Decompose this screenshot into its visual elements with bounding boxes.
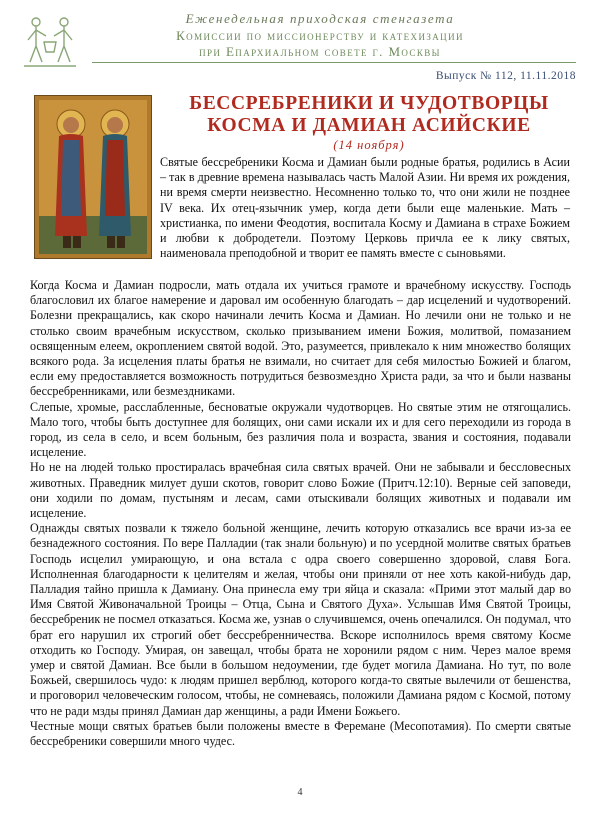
paragraph: Однажды святых позвали к тяжело больной женщине, лечить которую отказались все врачи из-за ее безнадежного состояния. По вере Палладии (так знали больную) и по усердной молитве святых братьев Господь исцелил умирающую, и она встала с одра своего совершенно здоровой, славя Бога. Исполненная благодарности к целителям и желая, чтобы они приняли от нее хоть какой-нибудь дар, Палладия тайно пришла к Дамиану. Она принесла ему три яйца и сказала: «Прими этот малый дар во Имя Святой Живоначальной Троицы – Отца, Сына и Святого Духа». Услышав Имя Святой Троицы, бессребреник не посмел отказаться. Косма же, узнав о случившемся, очень опечалился. Он подумал, что брат его нарушил их строгий обет бессребренничества. Вскоре исполнилось время святому Косме отходить ко Господу. Умирая, он завещал, чтобы брата не хоронили рядом с ним. Через малое время умер и святой Дамиан. Все были в большом недоумении, где будет могила Дамиана. Но тут, по воле Божьей, свершилось чудо: к людям пришел верблюд, которого когда-то святые вылечили от бешенства, и проговорил человеческим голосом, чтобы, не сомневаясь, положили Дамиана рядом с Космой, потому что не ради мзды принял Дамиан дар женщины, а ради Имени Божьего. — [30, 521, 571, 718]
saints-icon-image — [34, 95, 152, 259]
paragraph: Слепые, хромые, расслабленные, бесноватые окружали чудотворцев. Но святые этим не отягощались. Мало того, чтобы быть доступнее для болящих, они сами искали их и для сего переходили из города в город, из села в село, и всем больным, без различия пола и возраста, звания и состояния, подавали исцеление. — [30, 399, 571, 460]
publisher-line-1: Комиссии по миссионерству и катехизации — [176, 28, 464, 43]
publisher-line-2: при Епархиальном совете г. Москвы — [199, 44, 441, 59]
article-title-line-2: КОСМА И ДАМИАН АСИЙСКИЕ — [207, 115, 531, 136]
paragraph: Когда Косма и Дамиан подросли, мать отдала их учиться грамоте и врачебному искусству. Господь благословил их благое намерение и даровал им особенную благодать – дар исцелений и чудотворений. Болезни прекращались, как скоро начинали лечить Косма и Дамиан. Но лечили они не только и не столько своим врачебным искусством, сколько призыванием имени Божия, молитвой, помазанием освященным елеем, окроплением святой водой. Это, разумеется, привлекало к ним множество болящих всякого рода. За исцеления платы братья не взимали, но считает для себя милостью Божией и благом, если ему предоставляется возможность потрудиться безвозмездно Христа ради, за что и были названы бессребренниками, или безмездниками. — [30, 278, 571, 399]
article-body — [30, 278, 571, 749]
issue-number: Выпуск № 112, 11.11.2018 — [435, 70, 576, 82]
paragraph: Но не на людей только простиралась врачебная сила святых врачей. Они не забывали и бессловесных животных. Праведник милует души скотов, говорит слово Божие (Притч.12:10). Верные сей заповеди, они ходили по домам, пустыням и лесам, сами отыскивали болящих животных и подавали им исцеление. — [30, 460, 571, 521]
feast-date: (14 ноября) — [333, 138, 405, 152]
newspaper-tagline: Еженедельная приходская стенгазета — [185, 11, 455, 26]
header-divider — [92, 62, 576, 63]
page-number: 4 — [297, 787, 303, 798]
paragraph: Честные мощи святых братьев были положены вместе в Феремане (Месопотамия). По смерти святые бессребреники совершили много чудес. — [30, 718, 571, 749]
article-title-line-1: БЕССРЕБРЕНИКИ И ЧУДОТВОРЦЫ — [189, 93, 549, 114]
intro-paragraph: Святые бессребреники Косма и Дамиан были родные братья, родились в Асии – так в древние времена называлась часть Малой Азии. Ни время их рождения, ни время смерти неизвестно. Несомненно только то, что они жили не позднее IV века. Их отец-язычник умер, когда дети были еще маленькие. Мать – христианка, по имени Феодотия, воспитала Косму и Дамиана в страхе Божием и любви к добродетели. Поэтому Церковь причла ее к лику святых, наименовала преподобной и творит ее память вместе с сыновьями. — [160, 155, 570, 261]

- [WHAT IS EXPECTED]:
Copy all of the data above word for word, omitting the image.

- [SOLUTION FOR THIS PROBLEM]:
Decompose this screenshot into its visual elements with bounding boxes.
paragraph: Однажды святых позвали к тяжело больной женщине, лечить которую отказались все врачи из-за ее безнадежного состояния. По вере Палладии (так знали больную) и по усердной молитве святых братьев Господь исцелил умирающую, и она встала с одра своего совершенно здоровой, славя Бога. Исполненная благодарности к целителям и желая, чтобы они приняли от нее хоть какой-нибудь дар, Палладия тайно пришла к Дамиану. Она принесла ему три яйца и сказала: «Прими этот малый дар во Имя Святой Живоначальной Троицы – Отца, Сына и Святого Духа». Услышав Имя Святой Троицы, бессребреник не посмел отказаться. Косма же, узнав о случившемся, очень опечалился. Он подумал, что брат его нарушил их строгий обет бессребренничества. Вскоре исполнилось время святому Косме отходить ко Господу. Умирая, он завещал, чтобы брата не хоронили рядом с ним. Через малое время умер и святой Дамиан. Все были в большом недоумении, где будет могила Дамиана. Но тут, по воле Божьей, свершилось чудо: к людям пришел верблюд, которого когда-то святые вылечили от бешенства, и проговорил человеческим голосом, чтобы, не сомневаясь, положили Дамиана рядом с Космой, потому что не ради мзды принял Дамиан дар женщины, а ради Имени Божьего. — [30, 521, 571, 718]
saints-icon-image — [34, 95, 152, 259]
paragraph: Слепые, хромые, расслабленные, бесноватые окружали чудотворцев. Но святые этим не отягощались. Мало того, чтобы быть доступнее для болящих, они сами искали их и для сего переходили из города в город, из села в село, и всем больным, без различия пола и возраста, звания и состояния, подавали исцеление. — [30, 399, 571, 460]
publisher-line-1: Комиссии по миссионерству и катехизации — [176, 28, 464, 43]
publisher-line-2: при Епархиальном совете г. Москвы — [199, 44, 441, 59]
article-title-line-2: КОСМА И ДАМИАН АСИЙСКИЕ — [207, 115, 531, 136]
paragraph: Когда Косма и Дамиан подросли, мать отдала их учиться грамоте и врачебному искусству. Господь благословил их благое намерение и даровал им особенную благодать – дар исцелений и чудотворений. Болезни прекращались, как скоро начинали лечить Косма и Дамиан. Но лечили они не только и не столько своим врачебным искусством, сколько призыванием имени Божия, молитвой, помазанием освященным елеем, окроплением святой водой. Это, разумеется, привлекало к ним множество болящих всякого рода. За исцеления платы братья не взимали, но считает для себя милостью Божией и благом, если ему предоставляется возможность потрудиться безвозмездно Христа ради, за что и были названы бессребренниками, или безмездниками. — [30, 278, 571, 399]
article-body — [30, 278, 571, 749]
issue-number: Выпуск № 112, 11.11.2018 — [435, 70, 576, 82]
paragraph: Но не на людей только простиралась врачебная сила святых врачей. Они не забывали и бессловесных животных. Праведник милует души скотов, говорит слово Божие (Притч.12:10). Верные сей заповеди, они ходили по домам, пустыням и лесам, сами отыскивали болящих животных и подавали им исцеление. — [30, 460, 571, 521]
feast-date: (14 ноября) — [333, 138, 405, 152]
newspaper-tagline: Еженедельная приходская стенгазета — [185, 11, 455, 26]
header-divider — [92, 62, 576, 63]
page-number: 4 — [297, 787, 303, 798]
paragraph: Честные мощи святых братьев были положены вместе в Феремане (Месопотамия). По смерти святые бессребреники совершили много чудес. — [30, 718, 571, 749]
article-title-line-1: БЕССРЕБРЕНИКИ И ЧУДОТВОРЦЫ — [189, 93, 549, 114]
intro-paragraph: Святые бессребреники Косма и Дамиан были родные братья, родились в Асии – так в древние времена называлась часть Малой Азии. Ни время их рождения, ни время смерти неизвестно. Несомненно только то, что они жили не позднее IV века. Их отец-язычник умер, когда дети были еще маленькие. Мать – христианка, по имени Феодотия, воспитала Косму и Дамиана в страхе Божием и любви к добродетели. Поэтому Церковь причла ее к лику святых, наименовала преподобной и творит ее память вместе с сыновьями. — [160, 155, 570, 261]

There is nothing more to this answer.